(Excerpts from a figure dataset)
-------
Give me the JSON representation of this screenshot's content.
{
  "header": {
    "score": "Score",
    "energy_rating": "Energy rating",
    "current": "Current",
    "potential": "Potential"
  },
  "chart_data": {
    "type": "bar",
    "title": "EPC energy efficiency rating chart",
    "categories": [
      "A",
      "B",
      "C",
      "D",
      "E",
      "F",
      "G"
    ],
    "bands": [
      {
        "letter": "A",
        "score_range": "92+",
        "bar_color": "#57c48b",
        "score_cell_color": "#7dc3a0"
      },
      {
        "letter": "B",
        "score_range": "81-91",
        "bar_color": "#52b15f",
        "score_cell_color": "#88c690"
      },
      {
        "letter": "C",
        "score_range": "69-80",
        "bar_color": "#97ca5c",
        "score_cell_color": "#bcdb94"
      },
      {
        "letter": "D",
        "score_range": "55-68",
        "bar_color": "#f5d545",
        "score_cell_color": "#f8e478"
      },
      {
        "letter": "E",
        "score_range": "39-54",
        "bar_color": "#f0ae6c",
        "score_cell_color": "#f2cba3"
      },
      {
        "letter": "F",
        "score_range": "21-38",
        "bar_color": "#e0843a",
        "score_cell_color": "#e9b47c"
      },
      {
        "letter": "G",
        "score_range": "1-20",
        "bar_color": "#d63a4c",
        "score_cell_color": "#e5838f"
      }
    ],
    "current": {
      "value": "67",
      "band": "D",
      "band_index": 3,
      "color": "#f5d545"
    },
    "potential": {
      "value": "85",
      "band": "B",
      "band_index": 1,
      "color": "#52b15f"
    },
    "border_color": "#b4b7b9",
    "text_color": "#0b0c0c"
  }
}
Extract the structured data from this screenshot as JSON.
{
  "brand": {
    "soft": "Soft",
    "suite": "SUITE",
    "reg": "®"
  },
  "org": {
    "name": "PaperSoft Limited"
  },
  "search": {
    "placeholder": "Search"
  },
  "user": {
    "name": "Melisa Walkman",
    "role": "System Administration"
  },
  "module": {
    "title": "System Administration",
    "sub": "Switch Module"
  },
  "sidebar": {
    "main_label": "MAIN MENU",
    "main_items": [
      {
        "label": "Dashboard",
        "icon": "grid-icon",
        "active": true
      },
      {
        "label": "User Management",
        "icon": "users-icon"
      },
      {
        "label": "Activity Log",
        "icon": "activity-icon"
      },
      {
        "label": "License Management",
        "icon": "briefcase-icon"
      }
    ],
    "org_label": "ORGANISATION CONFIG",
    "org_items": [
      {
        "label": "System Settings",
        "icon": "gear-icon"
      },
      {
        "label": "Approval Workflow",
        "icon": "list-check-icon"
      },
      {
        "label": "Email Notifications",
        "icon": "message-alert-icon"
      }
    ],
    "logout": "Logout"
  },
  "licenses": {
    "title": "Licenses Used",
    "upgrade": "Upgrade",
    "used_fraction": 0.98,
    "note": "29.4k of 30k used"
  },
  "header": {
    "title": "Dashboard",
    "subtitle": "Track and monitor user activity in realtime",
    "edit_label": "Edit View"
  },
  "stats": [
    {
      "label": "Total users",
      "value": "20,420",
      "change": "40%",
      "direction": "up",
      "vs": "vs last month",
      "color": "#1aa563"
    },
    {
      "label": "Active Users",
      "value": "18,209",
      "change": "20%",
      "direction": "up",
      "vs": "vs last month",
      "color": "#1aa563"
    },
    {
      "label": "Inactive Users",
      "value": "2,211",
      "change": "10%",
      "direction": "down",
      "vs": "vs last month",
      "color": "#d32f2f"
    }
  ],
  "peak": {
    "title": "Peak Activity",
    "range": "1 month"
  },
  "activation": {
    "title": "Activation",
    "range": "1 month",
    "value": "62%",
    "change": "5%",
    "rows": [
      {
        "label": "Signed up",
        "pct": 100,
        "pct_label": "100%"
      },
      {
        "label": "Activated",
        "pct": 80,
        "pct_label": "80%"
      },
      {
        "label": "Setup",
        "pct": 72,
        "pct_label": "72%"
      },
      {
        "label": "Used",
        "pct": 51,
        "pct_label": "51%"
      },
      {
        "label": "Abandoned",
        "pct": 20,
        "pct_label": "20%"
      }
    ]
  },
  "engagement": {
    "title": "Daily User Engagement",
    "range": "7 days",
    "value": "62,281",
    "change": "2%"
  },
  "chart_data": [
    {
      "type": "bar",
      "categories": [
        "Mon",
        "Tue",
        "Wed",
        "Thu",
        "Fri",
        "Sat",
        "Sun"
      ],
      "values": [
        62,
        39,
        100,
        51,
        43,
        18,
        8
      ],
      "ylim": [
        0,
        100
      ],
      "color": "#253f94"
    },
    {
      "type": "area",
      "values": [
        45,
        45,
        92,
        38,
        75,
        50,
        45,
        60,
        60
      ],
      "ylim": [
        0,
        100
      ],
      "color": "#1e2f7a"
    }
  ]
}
-------
## Required task
Go through the material line by line. Show each line that contains the string "Management".

## Final answer
        "label": "User Management",
        "label": "License Management",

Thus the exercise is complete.